**** Task inputs

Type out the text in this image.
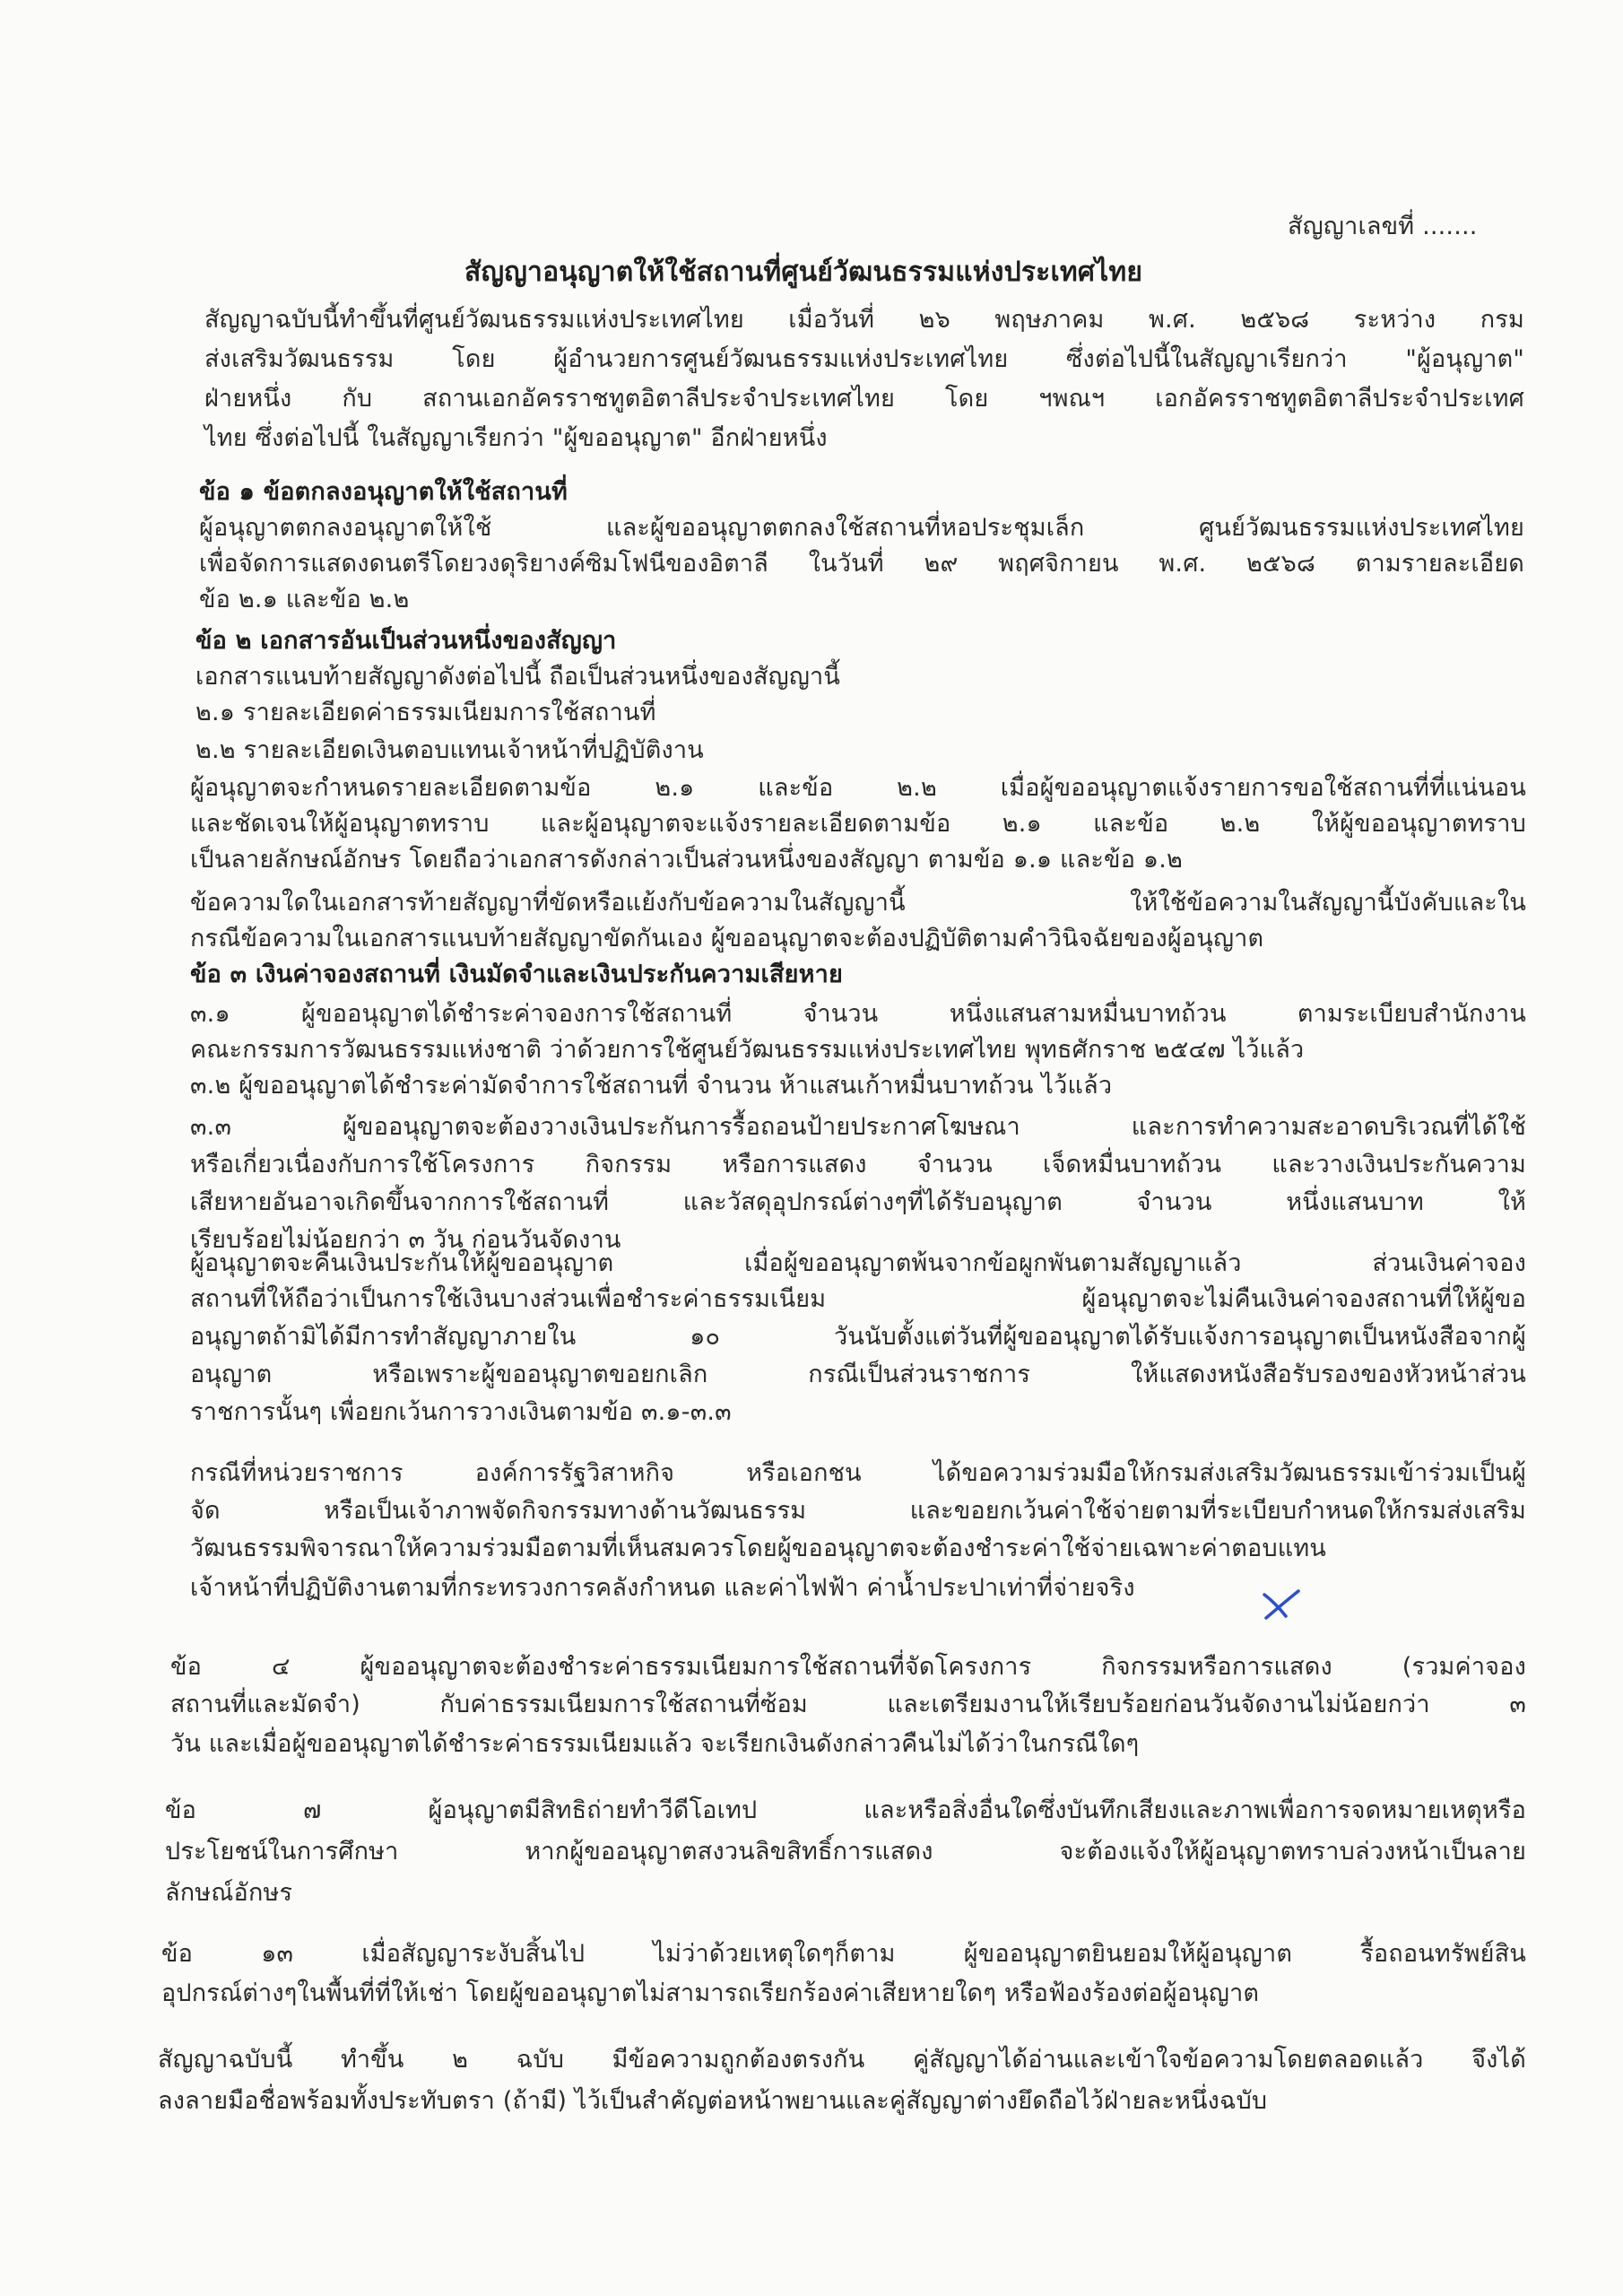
สัญญาเลขที่ .......
สัญญาอนุญาตให้ใช้สถานที่ศูนย์วัฒนธรรมแห่งประเทศไทย
สัญญาฉบับนี้ทำขึ้นที่ศูนย์วัฒนธรรมแห่งประเทศไทย เมื่อวันที่ ๒๖ พฤษภาคม พ.ศ. ๒๕๖๘ ระหว่าง กรม
ส่งเสริมวัฒนธรรม โดย ผู้อำนวยการศูนย์วัฒนธรรมแห่งประเทศไทย ซึ่งต่อไปนี้ในสัญญาเรียกว่า "ผู้อนุญาต"
ฝ่ายหนึ่ง กับ สถานเอกอัครราชทูตอิตาลีประจำประเทศไทย โดย ฯพณฯ เอกอัครราชทูตอิตาลีประจำประเทศ
ไทย ซึ่งต่อไปนี้ ในสัญญาเรียกว่า "ผู้ขออนุญาต" อีกฝ่ายหนึ่ง
ข้อ ๑ ข้อตกลงอนุญาตให้ใช้สถานที่
ผู้อนุญาตตกลงอนุญาตให้ใช้ และผู้ขออนุญาตตกลงใช้สถานที่หอประชุมเล็ก ศูนย์วัฒนธรรมแห่งประเทศไทย
เพื่อจัดการแสดงดนตรีโดยวงดุริยางค์ซิมโฟนีของอิตาลี ในวันที่ ๒๙ พฤศจิกายน พ.ศ. ๒๕๖๘ ตามรายละเอียด
ข้อ ๒.๑ และข้อ ๒.๒
ข้อ ๒ เอกสารอันเป็นส่วนหนึ่งของสัญญา
เอกสารแนบท้ายสัญญาดังต่อไปนี้ ถือเป็นส่วนหนึ่งของสัญญานี้
๒.๑ รายละเอียดค่าธรรมเนียมการใช้สถานที่
๒.๒ รายละเอียดเงินตอบแทนเจ้าหน้าที่ปฏิบัติงาน
ผู้อนุญาตจะกำหนดรายละเอียดตามข้อ ๒.๑ และข้อ ๒.๒ เมื่อผู้ขออนุญาตแจ้งรายการขอใช้สถานที่ที่แน่นอน
และชัดเจนให้ผู้อนุญาตทราบ และผู้อนุญาตจะแจ้งรายละเอียดตามข้อ ๒.๑ และข้อ ๒.๒ ให้ผู้ขออนุญาตทราบ
เป็นลายลักษณ์อักษร โดยถือว่าเอกสารดังกล่าวเป็นส่วนหนึ่งของสัญญา ตามข้อ ๑.๑ และข้อ ๑.๒
ข้อความใดในเอกสารท้ายสัญญาที่ขัดหรือแย้งกับข้อความในสัญญานี้ ให้ใช้ข้อความในสัญญานี้บังคับและใน
กรณีข้อความในเอกสารแนบท้ายสัญญาขัดกันเอง ผู้ขออนุญาตจะต้องปฏิบัติตามคำวินิจฉัยของผู้อนุญาต
ข้อ ๓ เงินค่าจองสถานที่ เงินมัดจำและเงินประกันความเสียหาย
๓.๑ ผู้ขออนุญาตได้ชำระค่าจองการใช้สถานที่ จำนวน หนึ่งแสนสามหมื่นบาทถ้วน ตามระเบียบสำนักงาน
คณะกรรมการวัฒนธรรมแห่งชาติ ว่าด้วยการใช้ศูนย์วัฒนธรรมแห่งประเทศไทย พุทธศักราช ๒๕๔๗ ไว้แล้ว
๓.๒ ผู้ขออนุญาตได้ชำระค่ามัดจำการใช้สถานที่ จำนวน ห้าแสนเก้าหมื่นบาทถ้วน ไว้แล้ว
๓.๓ ผู้ขออนุญาตจะต้องวางเงินประกันการรื้อถอนป้ายประกาศโฆษณา และการทำความสะอาดบริเวณที่ได้ใช้
หรือเกี่ยวเนื่องกับการใช้โครงการ กิจกรรม หรือการแสดง จำนวน เจ็ดหมื่นบาทถ้วน และวางเงินประกันความ
เสียหายอันอาจเกิดขึ้นจากการใช้สถานที่ และวัสดุอุปกรณ์ต่างๆที่ได้รับอนุญาต จำนวน หนึ่งแสนบาท ให้
เรียบร้อยไม่น้อยกว่า ๓ วัน ก่อนวันจัดงาน
ผู้อนุญาตจะคืนเงินประกันให้ผู้ขออนุญาต เมื่อผู้ขออนุญาตพ้นจากข้อผูกพันตามสัญญาแล้ว ส่วนเงินค่าจอง
สถานที่ให้ถือว่าเป็นการใช้เงินบางส่วนเพื่อชำระค่าธรรมเนียม ผู้อนุญาตจะไม่คืนเงินค่าจองสถานที่ให้ผู้ขอ
อนุญาตถ้ามิได้มีการทำสัญญาภายใน ๑๐ วันนับตั้งแต่วันที่ผู้ขออนุญาตได้รับแจ้งการอนุญาตเป็นหนังสือจากผู้
อนุญาต หรือเพราะผู้ขออนุญาตขอยกเลิก กรณีเป็นส่วนราชการ ให้แสดงหนังสือรับรองของหัวหน้าส่วน
ราชการนั้นๆ เพื่อยกเว้นการวางเงินตามข้อ ๓.๑-๓.๓
กรณีที่หน่วยราชการ องค์การรัฐวิสาหกิจ หรือเอกชน ได้ขอความร่วมมือให้กรมส่งเสริมวัฒนธรรมเข้าร่วมเป็นผู้
จัด หรือเป็นเจ้าภาพจัดกิจกรรมทางด้านวัฒนธรรม และขอยกเว้นค่าใช้จ่ายตามที่ระเบียบกำหนดให้กรมส่งเสริม
วัฒนธรรมพิจารณาให้ความร่วมมือตามที่เห็นสมควรโดยผู้ขออนุญาตจะต้องชำระค่าใช้จ่ายเฉพาะค่าตอบแทน
เจ้าหน้าที่ปฏิบัติงานตามที่กระทรวงการคลังกำหนด และค่าไฟฟ้า ค่าน้ำประปาเท่าที่จ่ายจริง
ข้อ ๔ ผู้ขออนุญาตจะต้องชำระค่าธรรมเนียมการใช้สถานที่จัดโครงการ กิจกรรมหรือการแสดง (รวมค่าจอง
สถานที่และมัดจำ) กับค่าธรรมเนียมการใช้สถานที่ซ้อม และเตรียมงานให้เรียบร้อยก่อนวันจัดงานไม่น้อยกว่า ๓
วัน และเมื่อผู้ขออนุญาตได้ชำระค่าธรรมเนียมแล้ว จะเรียกเงินดังกล่าวคืนไม่ได้ว่าในกรณีใดๆ
ข้อ ๗ ผู้อนุญาตมีสิทธิถ่ายทำวีดีโอเทป และหรือสิ่งอื่นใดซึ่งบันทึกเสียงและภาพเพื่อการจดหมายเหตุหรือ
ประโยชน์ในการศึกษา หากผู้ขออนุญาตสงวนลิขสิทธิ์การแสดง จะต้องแจ้งให้ผู้อนุญาตทราบล่วงหน้าเป็นลาย
ลักษณ์อักษร
ข้อ ๑๓ เมื่อสัญญาระงับสิ้นไป ไม่ว่าด้วยเหตุใดๆก็ตาม ผู้ขออนุญาตยินยอมให้ผู้อนุญาต รื้อถอนทรัพย์สิน
อุปกรณ์ต่างๆในพื้นที่ที่ให้เช่า โดยผู้ขออนุญาตไม่สามารถเรียกร้องค่าเสียหายใดๆ หรือฟ้องร้องต่อผู้อนุญาต
สัญญาฉบับนี้ ทำขึ้น ๒ ฉบับ มีข้อความถูกต้องตรงกัน คู่สัญญาได้อ่านและเข้าใจข้อความโดยตลอดแล้ว จึงได้
ลงลายมือชื่อพร้อมทั้งประทับตรา (ถ้ามี) ไว้เป็นสำคัญต่อหน้าพยานและคู่สัญญาต่างยึดถือไว้ฝ่ายละหนึ่งฉบับ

********

* [Task objective]: Reproduce the records, all of them, word for word; omit the pictures.

* [Task solution]:
Type out the text in this image.
สัญญาเลขที่ .......
สัญญาอนุญาตให้ใช้สถานที่ศูนย์วัฒนธรรมแห่งประเทศไทย
สัญญาฉบับนี้ทำขึ้นที่ศูนย์วัฒนธรรมแห่งประเทศไทย เมื่อวันที่ ๒๖ พฤษภาคม พ.ศ. ๒๕๖๘ ระหว่าง กรม
ส่งเสริมวัฒนธรรม โดย ผู้อำนวยการศูนย์วัฒนธรรมแห่งประเทศไทย ซึ่งต่อไปนี้ในสัญญาเรียกว่า "ผู้อนุญาต"
ฝ่ายหนึ่ง กับ สถานเอกอัครราชทูตอิตาลีประจำประเทศไทย โดย ฯพณฯ เอกอัครราชทูตอิตาลีประจำประเทศ
ไทย ซึ่งต่อไปนี้ ในสัญญาเรียกว่า "ผู้ขออนุญาต" อีกฝ่ายหนึ่ง
ข้อ ๑ ข้อตกลงอนุญาตให้ใช้สถานที่
ผู้อนุญาตตกลงอนุญาตให้ใช้ และผู้ขออนุญาตตกลงใช้สถานที่หอประชุมเล็ก ศูนย์วัฒนธรรมแห่งประเทศไทย
เพื่อจัดการแสดงดนตรีโดยวงดุริยางค์ซิมโฟนีของอิตาลี ในวันที่ ๒๙ พฤศจิกายน พ.ศ. ๒๕๖๘ ตามรายละเอียด
ข้อ ๒.๑ และข้อ ๒.๒
ข้อ ๒ เอกสารอันเป็นส่วนหนึ่งของสัญญา
เอกสารแนบท้ายสัญญาดังต่อไปนี้ ถือเป็นส่วนหนึ่งของสัญญานี้
๒.๑ รายละเอียดค่าธรรมเนียมการใช้สถานที่
๒.๒ รายละเอียดเงินตอบแทนเจ้าหน้าที่ปฏิบัติงาน
ผู้อนุญาตจะกำหนดรายละเอียดตามข้อ ๒.๑ และข้อ ๒.๒ เมื่อผู้ขออนุญาตแจ้งรายการขอใช้สถานที่ที่แน่นอน
และชัดเจนให้ผู้อนุญาตทราบ และผู้อนุญาตจะแจ้งรายละเอียดตามข้อ ๒.๑ และข้อ ๒.๒ ให้ผู้ขออนุญาตทราบ
เป็นลายลักษณ์อักษร โดยถือว่าเอกสารดังกล่าวเป็นส่วนหนึ่งของสัญญา ตามข้อ ๑.๑ และข้อ ๑.๒
ข้อความใดในเอกสารท้ายสัญญาที่ขัดหรือแย้งกับข้อความในสัญญานี้ ให้ใช้ข้อความในสัญญานี้บังคับและใน
กรณีข้อความในเอกสารแนบท้ายสัญญาขัดกันเอง ผู้ขออนุญาตจะต้องปฏิบัติตามคำวินิจฉัยของผู้อนุญาต
ข้อ ๓ เงินค่าจองสถานที่ เงินมัดจำและเงินประกันความเสียหาย
๓.๑ ผู้ขออนุญาตได้ชำระค่าจองการใช้สถานที่ จำนวน หนึ่งแสนสามหมื่นบาทถ้วน ตามระเบียบสำนักงาน
คณะกรรมการวัฒนธรรมแห่งชาติ ว่าด้วยการใช้ศูนย์วัฒนธรรมแห่งประเทศไทย พุทธศักราช ๒๕๔๗ ไว้แล้ว
๓.๒ ผู้ขออนุญาตได้ชำระค่ามัดจำการใช้สถานที่ จำนวน ห้าแสนเก้าหมื่นบาทถ้วน ไว้แล้ว
๓.๓ ผู้ขออนุญาตจะต้องวางเงินประกันการรื้อถอนป้ายประกาศโฆษณา และการทำความสะอาดบริเวณที่ได้ใช้
หรือเกี่ยวเนื่องกับการใช้โครงการ กิจกรรม หรือการแสดง จำนวน เจ็ดหมื่นบาทถ้วน และวางเงินประกันความ
เสียหายอันอาจเกิดขึ้นจากการใช้สถานที่ และวัสดุอุปกรณ์ต่างๆที่ได้รับอนุญาต จำนวน หนึ่งแสนบาท ให้
เรียบร้อยไม่น้อยกว่า ๓ วัน ก่อนวันจัดงาน
ผู้อนุญาตจะคืนเงินประกันให้ผู้ขออนุญาต เมื่อผู้ขออนุญาตพ้นจากข้อผูกพันตามสัญญาแล้ว ส่วนเงินค่าจอง
สถานที่ให้ถือว่าเป็นการใช้เงินบางส่วนเพื่อชำระค่าธรรมเนียม ผู้อนุญาตจะไม่คืนเงินค่าจองสถานที่ให้ผู้ขอ
อนุญาตถ้ามิได้มีการทำสัญญาภายใน ๑๐ วันนับตั้งแต่วันที่ผู้ขออนุญาตได้รับแจ้งการอนุญาตเป็นหนังสือจากผู้
อนุญาต หรือเพราะผู้ขออนุญาตขอยกเลิก กรณีเป็นส่วนราชการ ให้แสดงหนังสือรับรองของหัวหน้าส่วน
ราชการนั้นๆ เพื่อยกเว้นการวางเงินตามข้อ ๓.๑-๓.๓
กรณีที่หน่วยราชการ องค์การรัฐวิสาหกิจ หรือเอกชน ได้ขอความร่วมมือให้กรมส่งเสริมวัฒนธรรมเข้าร่วมเป็นผู้
จัด หรือเป็นเจ้าภาพจัดกิจกรรมทางด้านวัฒนธรรม และขอยกเว้นค่าใช้จ่ายตามที่ระเบียบกำหนดให้กรมส่งเสริม
วัฒนธรรมพิจารณาให้ความร่วมมือตามที่เห็นสมควรโดยผู้ขออนุญาตจะต้องชำระค่าใช้จ่ายเฉพาะค่าตอบแทน
เจ้าหน้าที่ปฏิบัติงานตามที่กระทรวงการคลังกำหนด และค่าไฟฟ้า ค่าน้ำประปาเท่าที่จ่ายจริง
ข้อ ๔ ผู้ขออนุญาตจะต้องชำระค่าธรรมเนียมการใช้สถานที่จัดโครงการ กิจกรรมหรือการแสดง (รวมค่าจอง
สถานที่และมัดจำ) กับค่าธรรมเนียมการใช้สถานที่ซ้อม และเตรียมงานให้เรียบร้อยก่อนวันจัดงานไม่น้อยกว่า ๓
วัน และเมื่อผู้ขออนุญาตได้ชำระค่าธรรมเนียมแล้ว จะเรียกเงินดังกล่าวคืนไม่ได้ว่าในกรณีใดๆ
ข้อ ๗ ผู้อนุญาตมีสิทธิถ่ายทำวีดีโอเทป และหรือสิ่งอื่นใดซึ่งบันทึกเสียงและภาพเพื่อการจดหมายเหตุหรือ
ประโยชน์ในการศึกษา หากผู้ขออนุญาตสงวนลิขสิทธิ์การแสดง จะต้องแจ้งให้ผู้อนุญาตทราบล่วงหน้าเป็นลาย
ลักษณ์อักษร
ข้อ ๑๓ เมื่อสัญญาระงับสิ้นไป ไม่ว่าด้วยเหตุใดๆก็ตาม ผู้ขออนุญาตยินยอมให้ผู้อนุญาต รื้อถอนทรัพย์สิน
อุปกรณ์ต่างๆในพื้นที่ที่ให้เช่า โดยผู้ขออนุญาตไม่สามารถเรียกร้องค่าเสียหายใดๆ หรือฟ้องร้องต่อผู้อนุญาต
สัญญาฉบับนี้ ทำขึ้น ๒ ฉบับ มีข้อความถูกต้องตรงกัน คู่สัญญาได้อ่านและเข้าใจข้อความโดยตลอดแล้ว จึงได้
ลงลายมือชื่อพร้อมทั้งประทับตรา (ถ้ามี) ไว้เป็นสำคัญต่อหน้าพยานและคู่สัญญาต่างยึดถือไว้ฝ่ายละหนึ่งฉบับ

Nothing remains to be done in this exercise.